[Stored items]
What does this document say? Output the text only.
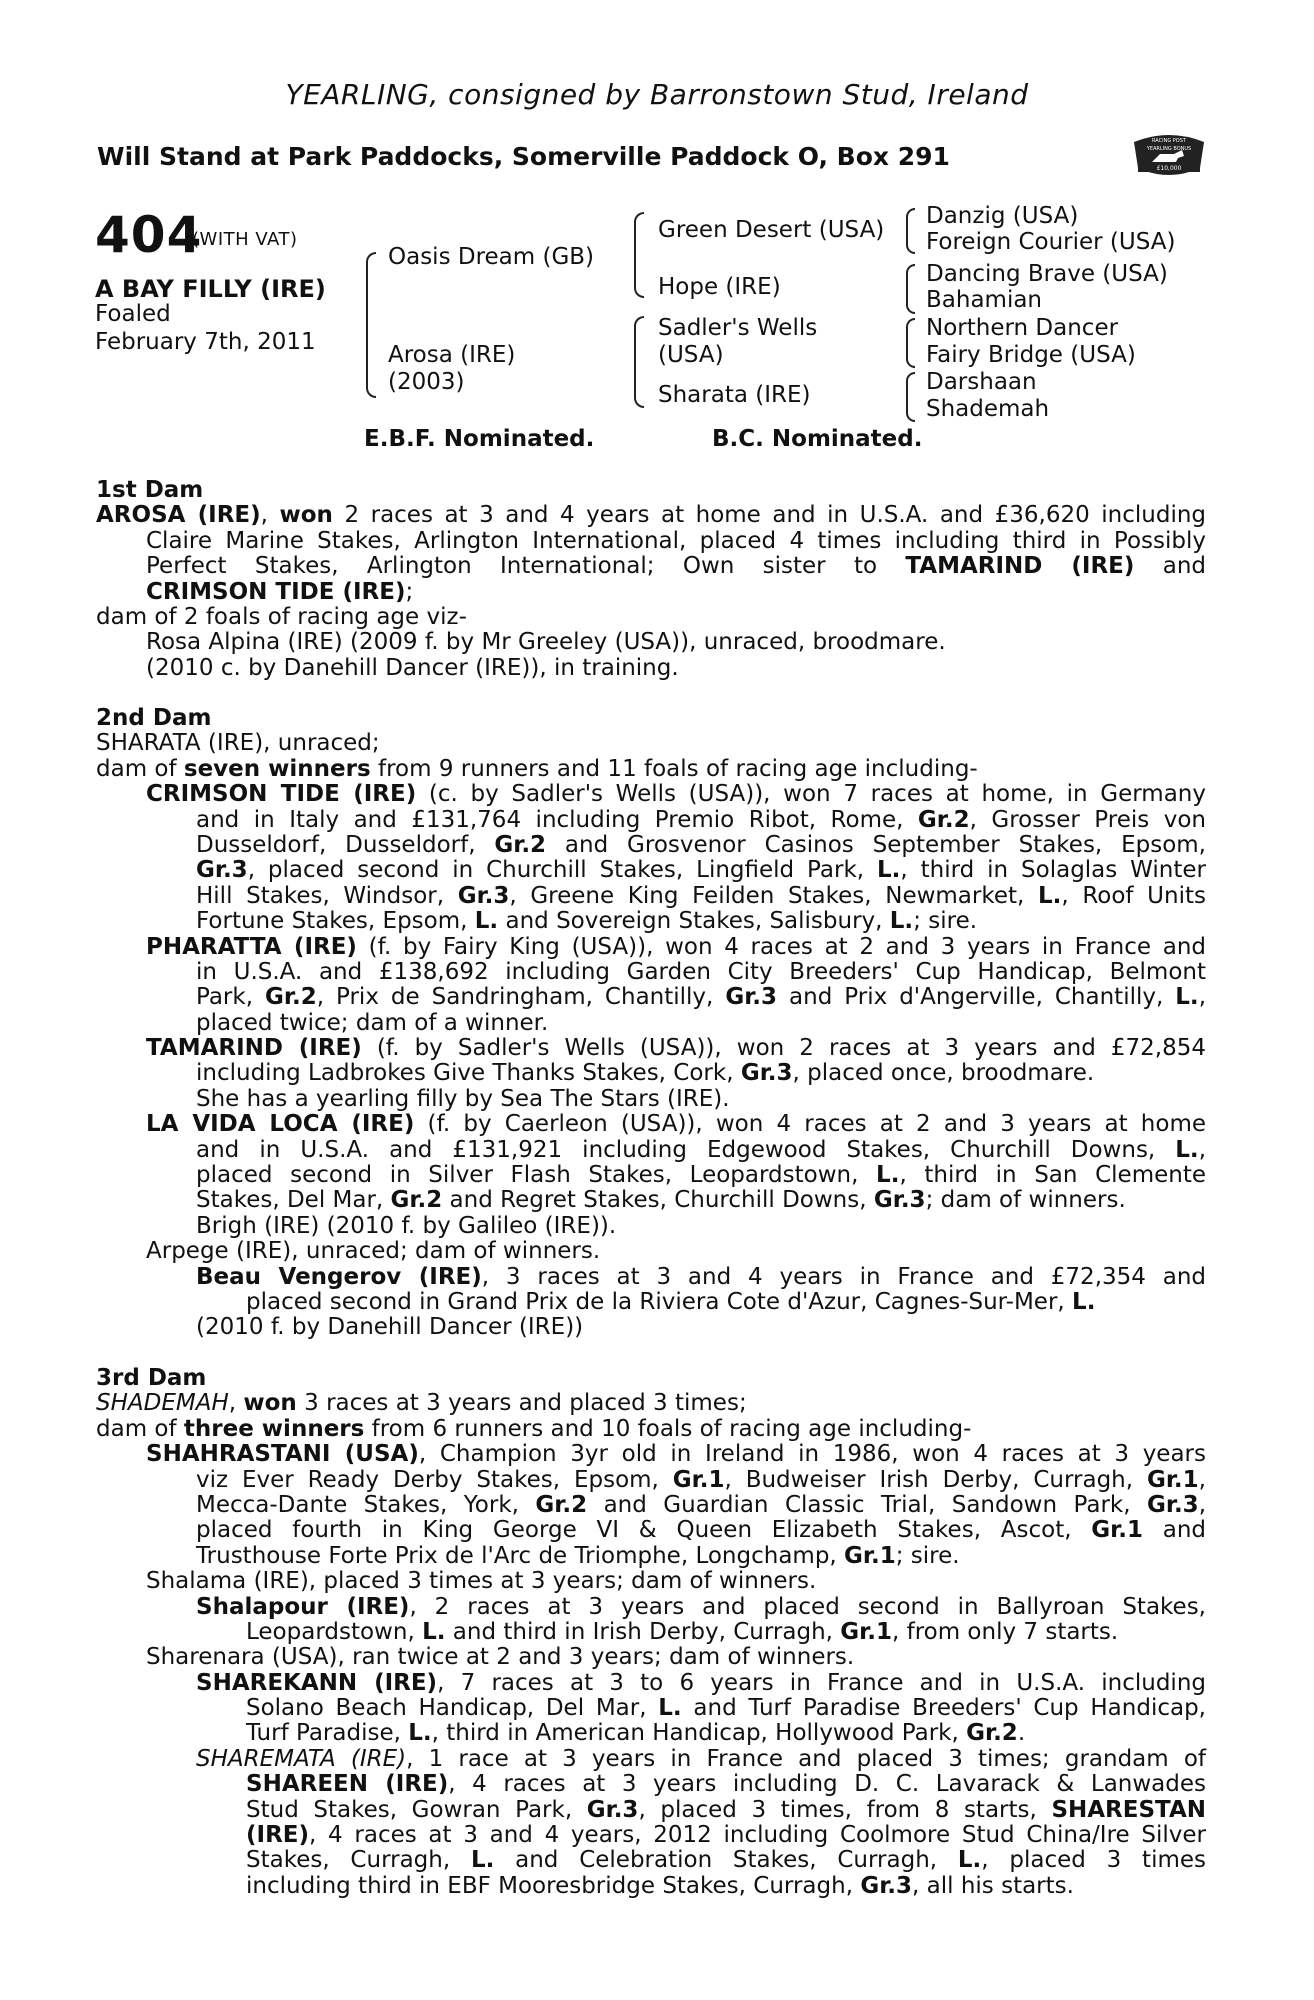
YEARLING, consigned by Barronstown Stud, Ireland
Will Stand at Park Paddocks, Somerville Paddock O, Box 291
RACING POST
YEARLING BONUS
£10,000
404
(WITH VAT)
A BAY FILLY (IRE)
Foaled
February 7th, 2011
Oasis Dream (GB)
Arosa (IRE)
(2003)
Green Desert (USA)
Hope (IRE)
Sadler's Wells
(USA)
Sharata (IRE)
Danzig (USA)
Foreign Courier (USA)
Dancing Brave (USA)
Bahamian
Northern Dancer
Fairy Bridge (USA)
Darshaan
Shademah
E.B.F. Nominated.	B.C. Nominated.
1st Dam
AROSA (IRE), won 2 races at 3 and 4 years at home and in U.S.A. and £36,620 including
Claire Marine Stakes, Arlington International, placed 4 times including third in Possibly
Perfect Stakes, Arlington International; Own sister to TAMARIND (IRE) and
CRIMSON TIDE (IRE);
dam of 2 foals of racing age viz-
Rosa Alpina (IRE) (2009 f. by Mr Greeley (USA)), unraced, broodmare.
(2010 c. by Danehill Dancer (IRE)), in training.
2nd Dam
SHARATA (IRE), unraced;
dam of seven winners from 9 runners and 11 foals of racing age including-
CRIMSON TIDE (IRE) (c. by Sadler's Wells (USA)), won 7 races at home, in Germany
and in Italy and £131,764 including Premio Ribot, Rome, Gr.2, Grosser Preis von
Dusseldorf, Dusseldorf, Gr.2 and Grosvenor Casinos September Stakes, Epsom,
Gr.3, placed second in Churchill Stakes, Lingfield Park, L., third in Solaglas Winter
Hill Stakes, Windsor, Gr.3, Greene King Feilden Stakes, Newmarket, L., Roof Units
Fortune Stakes, Epsom, L. and Sovereign Stakes, Salisbury, L.; sire.
PHARATTA (IRE) (f. by Fairy King (USA)), won 4 races at 2 and 3 years in France and
in U.S.A. and £138,692 including Garden City Breeders' Cup Handicap, Belmont
Park, Gr.2, Prix de Sandringham, Chantilly, Gr.3 and Prix d'Angerville, Chantilly, L.,
placed twice; dam of a winner.
TAMARIND (IRE) (f. by Sadler's Wells (USA)), won 2 races at 3 years and £72,854
including Ladbrokes Give Thanks Stakes, Cork, Gr.3, placed once, broodmare.
She has a yearling filly by Sea The Stars (IRE).
LA VIDA LOCA (IRE) (f. by Caerleon (USA)), won 4 races at 2 and 3 years at home
and in U.S.A. and £131,921 including Edgewood Stakes, Churchill Downs, L.,
placed second in Silver Flash Stakes, Leopardstown, L., third in San Clemente
Stakes, Del Mar, Gr.2 and Regret Stakes, Churchill Downs, Gr.3; dam of winners.
Brigh (IRE) (2010 f. by Galileo (IRE)).
Arpege (IRE), unraced; dam of winners.
Beau Vengerov (IRE), 3 races at 3 and 4 years in France and £72,354 and
placed second in Grand Prix de la Riviera Cote d'Azur, Cagnes-Sur-Mer, L.
(2010 f. by Danehill Dancer (IRE))
3rd Dam
SHADEMAH, won 3 races at 3 years and placed 3 times;
dam of three winners from 6 runners and 10 foals of racing age including-
SHAHRASTANI (USA), Champion 3yr old in Ireland in 1986, won 4 races at 3 years
viz Ever Ready Derby Stakes, Epsom, Gr.1, Budweiser Irish Derby, Curragh, Gr.1,
Mecca-Dante Stakes, York, Gr.2 and Guardian Classic Trial, Sandown Park, Gr.3,
placed fourth in King George VI & Queen Elizabeth Stakes, Ascot, Gr.1 and
Trusthouse Forte Prix de l'Arc de Triomphe, Longchamp, Gr.1; sire.
Shalama (IRE), placed 3 times at 3 years; dam of winners.
Shalapour (IRE), 2 races at 3 years and placed second in Ballyroan Stakes,
Leopardstown, L. and third in Irish Derby, Curragh, Gr.1, from only 7 starts.
Sharenara (USA), ran twice at 2 and 3 years; dam of winners.
SHAREKANN (IRE), 7 races at 3 to 6 years in France and in U.S.A. including
Solano Beach Handicap, Del Mar, L. and Turf Paradise Breeders' Cup Handicap,
Turf Paradise, L., third in American Handicap, Hollywood Park, Gr.2.
SHAREMATA (IRE), 1 race at 3 years in France and placed 3 times; grandam of
SHAREEN (IRE), 4 races at 3 years including D. C. Lavarack & Lanwades
Stud Stakes, Gowran Park, Gr.3, placed 3 times, from 8 starts, SHARESTAN
(IRE), 4 races at 3 and 4 years, 2012 including Coolmore Stud China/Ire Silver
Stakes, Curragh, L. and Celebration Stakes, Curragh, L., placed 3 times
including third in EBF Mooresbridge Stakes, Curragh, Gr.3, all his starts.
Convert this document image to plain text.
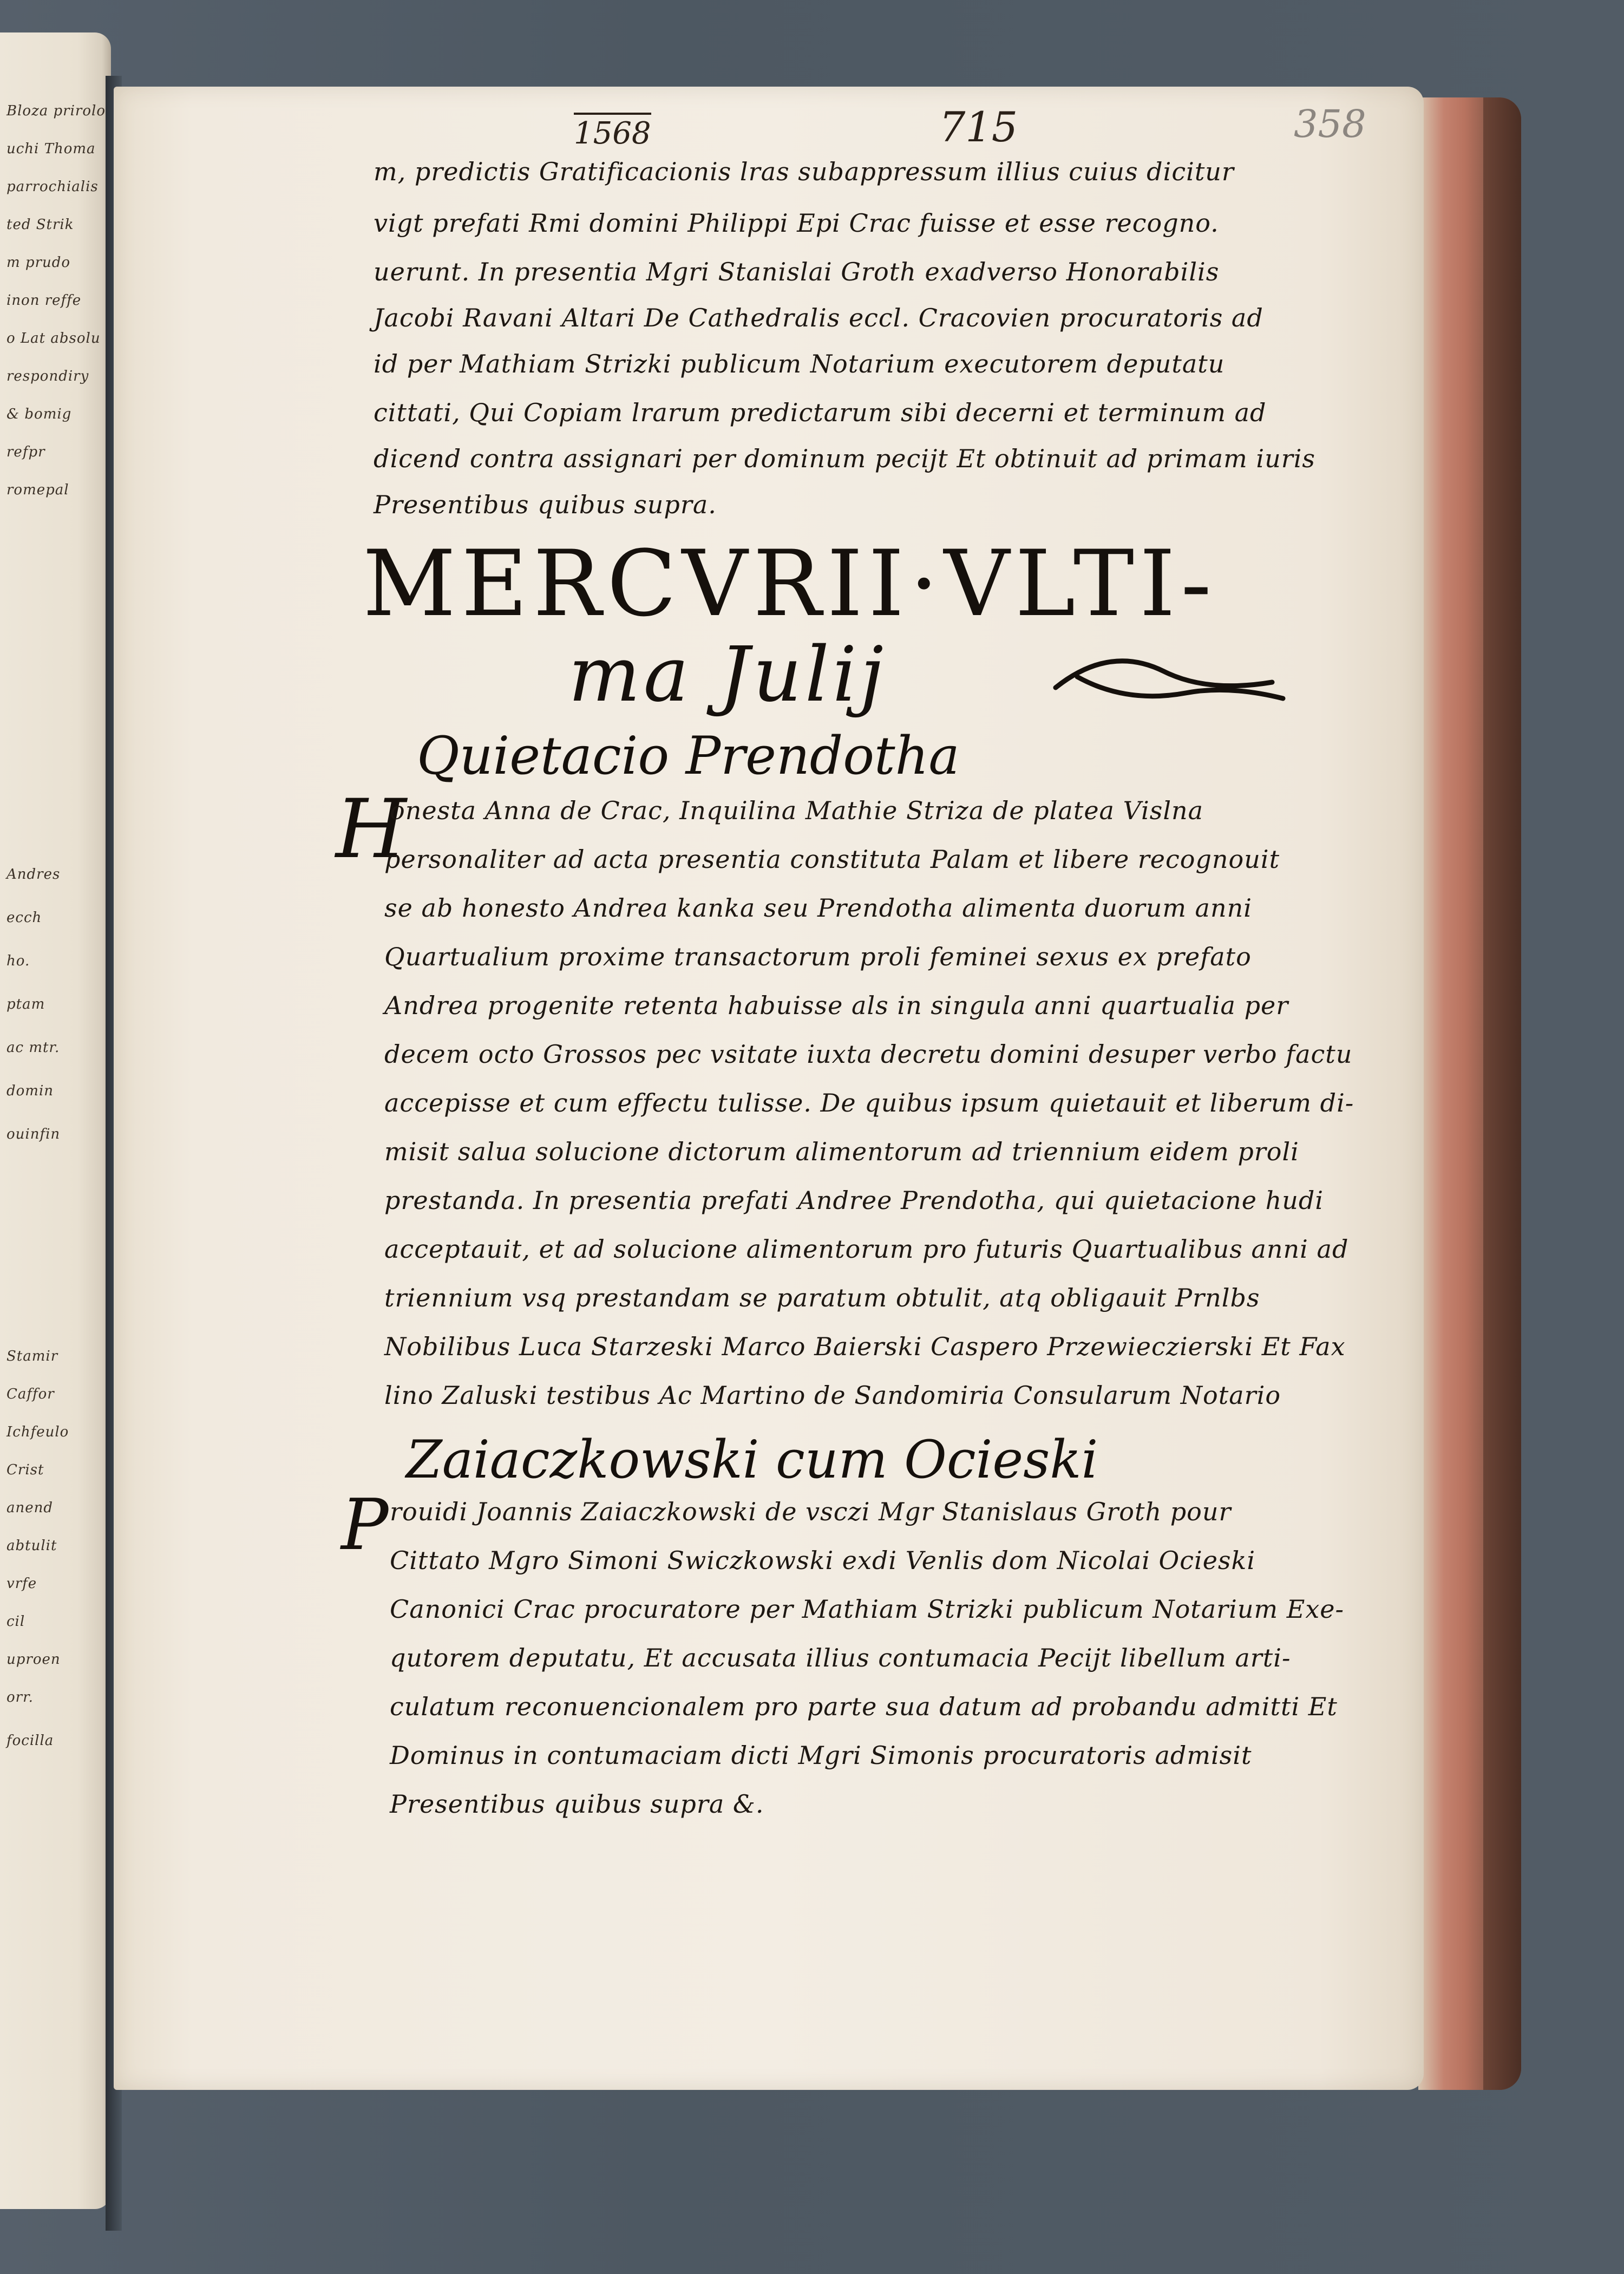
Bloza prirolo
uchi Thoma
parrochialis
ted Strik
m prudo
inon reffe
o Lat absolu
respondiry
& bomig
refpr
romepal
Andres
ecch
ho.
ptam
ac mtr.
domin
ouinfin
Stamir
Caffor
Ichfeulo
Crist
anend
abtulit
vrfe
cil
uproen
orr.
focilla
1568	715	358
m, predictis Gratificacionis lras subappressum illius cuius dicitur
vigt prefati Rmi domini Philippi Epi Crac fuisse et esse recogno.
uerunt. In presentia Mgri Stanislai Groth exadverso Honorabilis
Jacobi Ravani Altari De Cathedralis eccl. Cracovien procuratoris ad
id per Mathiam Strizki publicum Notarium executorem deputatu
cittati, Qui Copiam lrarum predictarum sibi decerni et terminum ad
dicend contra assignari per dominum pecijt Et obtinuit ad primam iuris
Presentibus quibus supra.
MERCVRII·VLTI-
ma Julij
Quietacio Prendotha
H
onesta Anna de Crac, Inquilina Mathie Striza de platea Vislna
personaliter ad acta presentia constituta Palam et libere recognouit
se ab honesto Andrea kanka seu Prendotha alimenta duorum anni
Quartualium proxime transactorum proli feminei sexus ex prefato
Andrea progenite retenta habuisse als in singula anni quartualia per
decem octo Grossos pec vsitate iuxta decretu domini desuper verbo factu
accepisse et cum effectu tulisse. De quibus ipsum quietauit et liberum di-
misit salua solucione dictorum alimentorum ad triennium eidem proli
prestanda. In presentia prefati Andree Prendotha, qui quietacione hudi
acceptauit, et ad solucione alimentorum pro futuris Quartualibus anni ad
triennium vsq prestandam se paratum obtulit, atq obligauit Prnlbs
Nobilibus Luca Starzeski Marco Baierski Caspero Przewieczierski Et Fax
lino Zaluski testibus Ac Martino de Sandomiria Consularum Notario
Zaiaczkowski cum Ocieski
P rouidi Joannis Zaiaczkowski de vsczi Mgr Stanislaus Groth pour
Cittato Mgro Simoni Swiczkowski exdi Venlis dom Nicolai Ocieski
Canonici Crac procuratore per Mathiam Strizki publicum Notarium Exe-
qutorem deputatu, Et accusata illius contumacia Pecijt libellum arti-
culatum reconuencionalem pro parte sua datum ad probandu admitti Et
Dominus in contumaciam dicti Mgri Simonis procuratoris admisit
Presentibus quibus supra &.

• DIRECTIONS
Show every line from the entries above in which the word "Ireland" appears.

• SOLUTION FOR THIS EXERCISE
YEARLING, consigned by Barronstown Stud, Ireland
SHAHRASTANI (USA), Champion 3yr old in Ireland in 1986, won 4 races at 3 years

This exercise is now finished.